(Entries from a dataset)
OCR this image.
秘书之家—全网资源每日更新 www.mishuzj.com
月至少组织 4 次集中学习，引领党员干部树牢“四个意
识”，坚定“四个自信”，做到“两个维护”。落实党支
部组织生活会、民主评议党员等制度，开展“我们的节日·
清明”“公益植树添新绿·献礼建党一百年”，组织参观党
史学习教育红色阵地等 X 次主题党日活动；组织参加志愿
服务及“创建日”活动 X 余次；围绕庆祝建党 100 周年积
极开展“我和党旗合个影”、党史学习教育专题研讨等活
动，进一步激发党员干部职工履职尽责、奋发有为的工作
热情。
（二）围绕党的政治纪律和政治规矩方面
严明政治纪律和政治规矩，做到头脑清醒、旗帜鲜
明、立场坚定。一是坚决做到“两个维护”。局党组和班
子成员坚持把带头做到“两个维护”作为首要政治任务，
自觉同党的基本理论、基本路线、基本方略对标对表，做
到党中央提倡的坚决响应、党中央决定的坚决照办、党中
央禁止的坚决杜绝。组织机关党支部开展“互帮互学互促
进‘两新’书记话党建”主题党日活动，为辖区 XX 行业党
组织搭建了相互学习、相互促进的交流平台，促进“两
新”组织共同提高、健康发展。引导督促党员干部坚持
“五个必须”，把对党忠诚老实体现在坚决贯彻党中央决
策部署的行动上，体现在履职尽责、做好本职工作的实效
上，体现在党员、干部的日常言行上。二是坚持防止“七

• EXERCISE GOAL:
Your task is to quote the listing above word for word.

• RESULT OF THIS EXERCISE:
OCR this image.
秘书之家—全网资源每日更新 www.mishuzj.com
月至少组织 4 次集中学习，引领党员干部树牢“四个意
识”，坚定“四个自信”，做到“两个维护”。落实党支
部组织生活会、民主评议党员等制度，开展“我们的节日·
清明”“公益植树添新绿·献礼建党一百年”，组织参观党
史学习教育红色阵地等 X 次主题党日活动；组织参加志愿
服务及“创建日”活动 X 余次；围绕庆祝建党 100 周年积
极开展“我和党旗合个影”、党史学习教育专题研讨等活
动，进一步激发党员干部职工履职尽责、奋发有为的工作
热情。
（二）围绕党的政治纪律和政治规矩方面
严明政治纪律和政治规矩，做到头脑清醒、旗帜鲜
明、立场坚定。一是坚决做到“两个维护”。局党组和班
子成员坚持把带头做到“两个维护”作为首要政治任务，
自觉同党的基本理论、基本路线、基本方略对标对表，做
到党中央提倡的坚决响应、党中央决定的坚决照办、党中
央禁止的坚决杜绝。组织机关党支部开展“互帮互学互促
进‘两新’书记话党建”主题党日活动，为辖区 XX 行业党
组织搭建了相互学习、相互促进的交流平台，促进“两
新”组织共同提高、健康发展。引导督促党员干部坚持
“五个必须”，把对党忠诚老实体现在坚决贯彻党中央决
策部署的行动上，体现在履职尽责、做好本职工作的实效
上，体现在党员、干部的日常言行上。二是坚持防止“七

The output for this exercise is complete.